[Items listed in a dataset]
_____
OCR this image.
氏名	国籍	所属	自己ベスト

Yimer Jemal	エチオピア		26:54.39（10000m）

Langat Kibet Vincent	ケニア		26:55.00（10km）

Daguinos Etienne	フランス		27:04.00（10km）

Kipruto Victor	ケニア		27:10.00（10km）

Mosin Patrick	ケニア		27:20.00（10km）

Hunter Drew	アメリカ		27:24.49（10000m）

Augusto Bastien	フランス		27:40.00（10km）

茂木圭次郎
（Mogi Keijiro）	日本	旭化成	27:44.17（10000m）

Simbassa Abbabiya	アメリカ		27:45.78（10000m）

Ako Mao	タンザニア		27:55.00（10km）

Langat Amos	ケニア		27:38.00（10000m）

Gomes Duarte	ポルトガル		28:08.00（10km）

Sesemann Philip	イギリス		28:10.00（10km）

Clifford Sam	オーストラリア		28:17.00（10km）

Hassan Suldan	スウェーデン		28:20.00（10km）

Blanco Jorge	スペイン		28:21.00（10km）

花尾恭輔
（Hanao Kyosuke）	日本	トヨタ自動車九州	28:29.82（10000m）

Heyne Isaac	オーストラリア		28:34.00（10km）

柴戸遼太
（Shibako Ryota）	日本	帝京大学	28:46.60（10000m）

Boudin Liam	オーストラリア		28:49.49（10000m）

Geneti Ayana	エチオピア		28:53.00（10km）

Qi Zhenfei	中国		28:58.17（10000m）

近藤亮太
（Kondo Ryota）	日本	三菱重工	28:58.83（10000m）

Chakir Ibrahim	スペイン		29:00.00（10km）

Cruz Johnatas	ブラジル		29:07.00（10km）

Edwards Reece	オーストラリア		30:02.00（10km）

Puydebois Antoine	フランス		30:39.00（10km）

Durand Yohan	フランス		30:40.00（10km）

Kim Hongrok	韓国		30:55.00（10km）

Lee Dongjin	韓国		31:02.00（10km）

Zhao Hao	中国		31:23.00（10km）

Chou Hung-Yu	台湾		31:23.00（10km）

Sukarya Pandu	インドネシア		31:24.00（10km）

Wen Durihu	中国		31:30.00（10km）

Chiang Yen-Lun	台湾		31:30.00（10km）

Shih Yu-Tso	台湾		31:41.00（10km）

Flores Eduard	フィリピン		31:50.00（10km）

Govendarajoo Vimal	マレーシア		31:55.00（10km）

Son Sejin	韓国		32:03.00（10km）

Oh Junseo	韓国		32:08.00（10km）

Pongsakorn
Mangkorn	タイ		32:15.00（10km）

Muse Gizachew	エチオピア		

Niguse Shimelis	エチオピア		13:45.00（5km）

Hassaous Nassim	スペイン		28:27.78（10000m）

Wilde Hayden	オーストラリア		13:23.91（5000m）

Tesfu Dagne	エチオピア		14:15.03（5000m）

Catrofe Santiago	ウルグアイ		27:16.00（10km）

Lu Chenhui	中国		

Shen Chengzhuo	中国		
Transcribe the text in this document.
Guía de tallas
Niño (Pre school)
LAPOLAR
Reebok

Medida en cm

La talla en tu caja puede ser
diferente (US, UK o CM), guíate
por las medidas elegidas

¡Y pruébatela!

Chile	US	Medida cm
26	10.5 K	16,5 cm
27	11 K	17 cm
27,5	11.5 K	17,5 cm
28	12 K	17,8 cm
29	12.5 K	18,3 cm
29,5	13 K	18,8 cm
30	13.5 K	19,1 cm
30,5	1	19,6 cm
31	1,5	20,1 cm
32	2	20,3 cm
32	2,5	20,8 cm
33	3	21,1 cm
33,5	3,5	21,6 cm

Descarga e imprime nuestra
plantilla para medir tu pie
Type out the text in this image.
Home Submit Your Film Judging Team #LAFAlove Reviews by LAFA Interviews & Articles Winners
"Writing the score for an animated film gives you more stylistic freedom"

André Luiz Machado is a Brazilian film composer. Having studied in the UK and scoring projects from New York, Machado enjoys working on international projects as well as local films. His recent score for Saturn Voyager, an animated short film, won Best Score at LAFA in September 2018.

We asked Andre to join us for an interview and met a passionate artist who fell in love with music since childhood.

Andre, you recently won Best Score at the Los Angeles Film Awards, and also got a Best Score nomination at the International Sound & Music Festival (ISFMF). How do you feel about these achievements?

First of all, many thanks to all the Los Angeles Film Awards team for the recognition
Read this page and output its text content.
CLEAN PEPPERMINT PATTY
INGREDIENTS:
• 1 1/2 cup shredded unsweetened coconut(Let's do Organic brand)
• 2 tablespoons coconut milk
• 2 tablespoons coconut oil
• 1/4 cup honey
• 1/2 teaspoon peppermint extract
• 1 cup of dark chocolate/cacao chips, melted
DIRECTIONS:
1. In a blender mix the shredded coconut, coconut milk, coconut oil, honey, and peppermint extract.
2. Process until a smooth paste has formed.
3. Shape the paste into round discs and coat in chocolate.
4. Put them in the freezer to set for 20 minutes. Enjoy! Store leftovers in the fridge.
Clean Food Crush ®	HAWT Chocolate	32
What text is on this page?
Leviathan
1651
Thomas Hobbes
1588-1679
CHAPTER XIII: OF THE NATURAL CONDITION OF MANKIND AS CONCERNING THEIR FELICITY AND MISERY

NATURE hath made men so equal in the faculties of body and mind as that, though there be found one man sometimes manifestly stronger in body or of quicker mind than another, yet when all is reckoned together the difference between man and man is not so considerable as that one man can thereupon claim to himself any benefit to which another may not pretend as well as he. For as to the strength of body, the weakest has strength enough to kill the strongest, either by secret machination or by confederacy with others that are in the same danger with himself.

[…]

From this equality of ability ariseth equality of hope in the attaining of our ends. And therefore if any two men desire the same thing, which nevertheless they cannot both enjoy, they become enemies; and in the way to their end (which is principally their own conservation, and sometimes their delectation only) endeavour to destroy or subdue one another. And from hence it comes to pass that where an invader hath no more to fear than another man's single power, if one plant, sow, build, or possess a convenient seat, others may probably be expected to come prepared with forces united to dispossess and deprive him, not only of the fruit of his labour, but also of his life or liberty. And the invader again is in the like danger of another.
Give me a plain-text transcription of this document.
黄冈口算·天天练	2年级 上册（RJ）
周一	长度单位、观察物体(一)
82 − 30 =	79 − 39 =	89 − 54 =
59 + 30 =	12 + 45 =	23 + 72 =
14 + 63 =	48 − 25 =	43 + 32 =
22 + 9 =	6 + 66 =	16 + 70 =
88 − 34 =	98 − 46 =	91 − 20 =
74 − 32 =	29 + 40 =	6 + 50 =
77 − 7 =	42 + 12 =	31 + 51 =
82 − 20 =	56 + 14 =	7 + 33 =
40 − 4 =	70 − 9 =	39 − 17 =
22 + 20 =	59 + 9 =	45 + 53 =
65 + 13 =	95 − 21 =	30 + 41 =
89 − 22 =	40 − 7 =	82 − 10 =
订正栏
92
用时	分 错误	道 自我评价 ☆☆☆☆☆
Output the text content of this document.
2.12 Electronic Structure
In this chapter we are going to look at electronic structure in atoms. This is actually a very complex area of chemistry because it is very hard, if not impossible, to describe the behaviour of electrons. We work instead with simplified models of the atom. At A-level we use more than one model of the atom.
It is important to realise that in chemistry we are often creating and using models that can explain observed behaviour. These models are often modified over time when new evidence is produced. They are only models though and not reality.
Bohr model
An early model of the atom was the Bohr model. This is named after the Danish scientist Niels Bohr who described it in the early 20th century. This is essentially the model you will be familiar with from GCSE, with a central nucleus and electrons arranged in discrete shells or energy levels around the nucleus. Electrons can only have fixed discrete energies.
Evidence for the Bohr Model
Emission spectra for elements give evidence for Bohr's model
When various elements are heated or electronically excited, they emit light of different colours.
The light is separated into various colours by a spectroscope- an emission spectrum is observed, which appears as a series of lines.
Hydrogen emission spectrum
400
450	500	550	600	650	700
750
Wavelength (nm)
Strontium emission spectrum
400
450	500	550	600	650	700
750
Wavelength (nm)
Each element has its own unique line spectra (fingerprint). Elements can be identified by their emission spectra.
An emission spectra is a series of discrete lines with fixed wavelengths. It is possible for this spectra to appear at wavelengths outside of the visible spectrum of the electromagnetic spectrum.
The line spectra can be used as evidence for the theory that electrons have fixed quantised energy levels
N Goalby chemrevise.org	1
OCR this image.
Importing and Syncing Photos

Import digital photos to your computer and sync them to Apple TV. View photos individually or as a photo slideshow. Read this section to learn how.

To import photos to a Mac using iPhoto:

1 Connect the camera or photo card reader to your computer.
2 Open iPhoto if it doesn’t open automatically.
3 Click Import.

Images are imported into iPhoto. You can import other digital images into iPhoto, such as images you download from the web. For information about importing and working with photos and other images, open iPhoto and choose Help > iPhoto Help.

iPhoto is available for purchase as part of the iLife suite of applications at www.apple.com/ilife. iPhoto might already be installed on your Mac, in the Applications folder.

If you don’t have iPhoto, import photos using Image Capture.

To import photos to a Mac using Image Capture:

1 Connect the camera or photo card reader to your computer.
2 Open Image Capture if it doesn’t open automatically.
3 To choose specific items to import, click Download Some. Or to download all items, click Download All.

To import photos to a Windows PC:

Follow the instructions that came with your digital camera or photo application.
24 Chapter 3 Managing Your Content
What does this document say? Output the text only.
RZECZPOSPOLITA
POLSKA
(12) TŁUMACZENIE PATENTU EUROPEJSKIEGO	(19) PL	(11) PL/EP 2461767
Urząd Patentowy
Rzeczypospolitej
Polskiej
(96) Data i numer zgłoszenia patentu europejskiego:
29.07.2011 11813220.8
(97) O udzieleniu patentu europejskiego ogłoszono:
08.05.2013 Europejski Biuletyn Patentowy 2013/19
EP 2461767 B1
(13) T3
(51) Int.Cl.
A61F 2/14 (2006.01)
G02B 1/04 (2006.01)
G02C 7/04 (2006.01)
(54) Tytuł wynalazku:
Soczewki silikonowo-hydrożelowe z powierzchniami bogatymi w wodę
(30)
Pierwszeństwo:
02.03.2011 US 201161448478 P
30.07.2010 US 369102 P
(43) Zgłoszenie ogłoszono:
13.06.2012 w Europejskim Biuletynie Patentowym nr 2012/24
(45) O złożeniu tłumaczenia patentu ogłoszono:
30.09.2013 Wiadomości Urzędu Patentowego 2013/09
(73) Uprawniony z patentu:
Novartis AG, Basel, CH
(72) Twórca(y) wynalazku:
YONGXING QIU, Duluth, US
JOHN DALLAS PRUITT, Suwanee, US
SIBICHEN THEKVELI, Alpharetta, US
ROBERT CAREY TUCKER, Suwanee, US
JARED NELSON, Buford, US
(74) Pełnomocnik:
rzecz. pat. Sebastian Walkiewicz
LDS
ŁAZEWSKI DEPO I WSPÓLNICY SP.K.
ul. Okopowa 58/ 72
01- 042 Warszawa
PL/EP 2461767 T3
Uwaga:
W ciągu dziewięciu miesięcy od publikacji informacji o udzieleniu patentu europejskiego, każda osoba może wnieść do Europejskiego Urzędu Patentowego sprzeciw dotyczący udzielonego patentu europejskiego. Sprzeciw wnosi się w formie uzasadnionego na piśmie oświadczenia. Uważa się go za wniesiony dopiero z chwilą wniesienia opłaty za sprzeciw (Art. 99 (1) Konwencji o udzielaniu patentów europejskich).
_____
Work to be completed: Report all lines of the material that contain the word "Langat".

Answer in full:
Langat Kibet Vincent	ケニア		26:55.00（10km）
Langat Amos	ケニア		27:38.00（10000m）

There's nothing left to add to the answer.